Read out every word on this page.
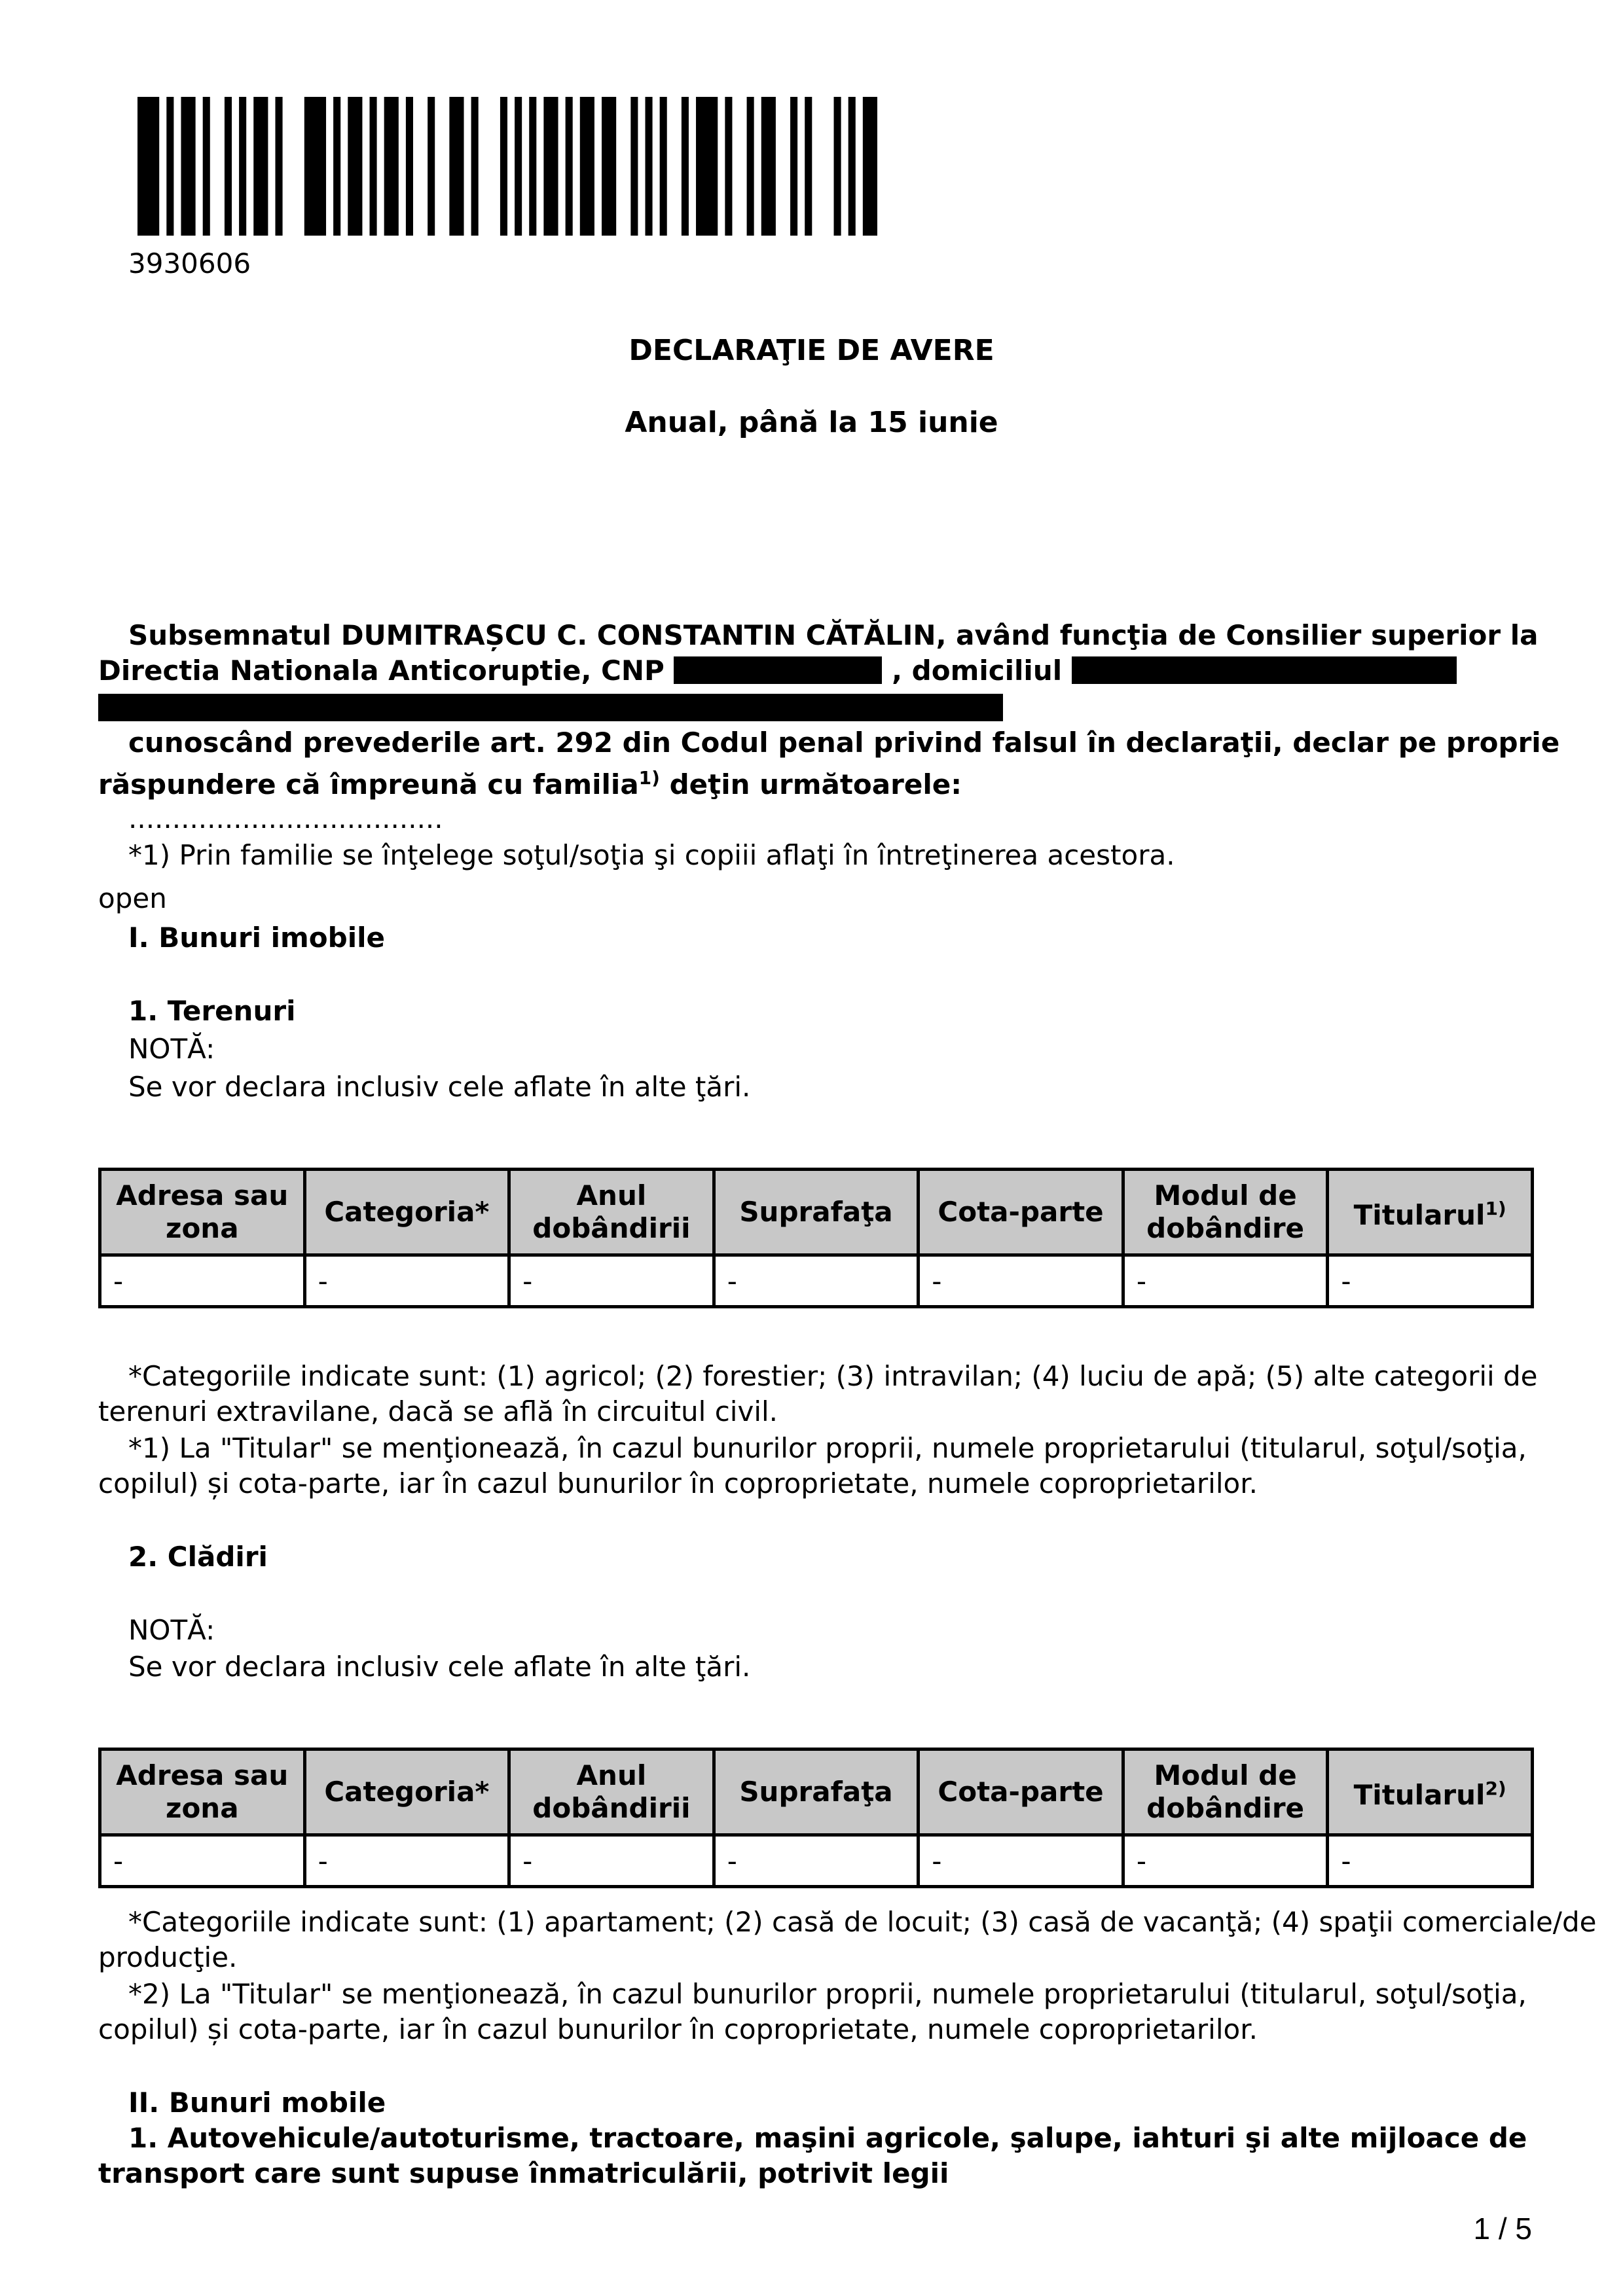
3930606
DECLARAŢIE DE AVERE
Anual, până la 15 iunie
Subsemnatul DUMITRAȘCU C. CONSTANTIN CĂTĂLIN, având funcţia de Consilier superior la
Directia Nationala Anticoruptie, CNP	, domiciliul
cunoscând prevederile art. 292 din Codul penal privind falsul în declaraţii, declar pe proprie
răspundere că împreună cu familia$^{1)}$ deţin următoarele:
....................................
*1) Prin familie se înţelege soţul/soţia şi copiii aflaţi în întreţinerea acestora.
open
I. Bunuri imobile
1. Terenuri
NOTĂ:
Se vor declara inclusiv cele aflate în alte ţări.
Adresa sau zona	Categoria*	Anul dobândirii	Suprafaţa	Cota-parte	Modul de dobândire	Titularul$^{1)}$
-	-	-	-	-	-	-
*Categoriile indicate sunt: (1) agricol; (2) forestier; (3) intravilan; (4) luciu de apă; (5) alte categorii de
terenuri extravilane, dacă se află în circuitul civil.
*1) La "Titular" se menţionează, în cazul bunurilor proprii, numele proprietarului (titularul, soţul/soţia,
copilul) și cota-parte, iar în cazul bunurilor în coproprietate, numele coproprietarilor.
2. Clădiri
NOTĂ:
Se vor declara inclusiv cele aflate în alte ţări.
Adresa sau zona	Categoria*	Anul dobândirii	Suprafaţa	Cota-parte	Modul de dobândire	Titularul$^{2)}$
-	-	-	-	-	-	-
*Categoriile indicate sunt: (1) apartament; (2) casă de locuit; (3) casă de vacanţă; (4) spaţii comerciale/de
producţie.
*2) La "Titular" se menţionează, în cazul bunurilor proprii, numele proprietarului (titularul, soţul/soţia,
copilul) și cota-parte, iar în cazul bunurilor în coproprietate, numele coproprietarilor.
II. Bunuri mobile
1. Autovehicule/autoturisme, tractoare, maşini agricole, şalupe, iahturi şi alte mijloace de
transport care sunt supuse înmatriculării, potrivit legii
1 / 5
--- --- ---
Search the entries for the string "Suprafaţa" and collect each line that has it.

### [Exercise result]
Adresa sau zona	Categoria*	Anul dobândirii	Suprafaţa	Cota-parte	Modul de dobândire	Titularul$^{1)}$
Adresa sau zona	Categoria*	Anul dobândirii	Suprafaţa	Cota-parte	Modul de dobândire	Titularul$^{2)}$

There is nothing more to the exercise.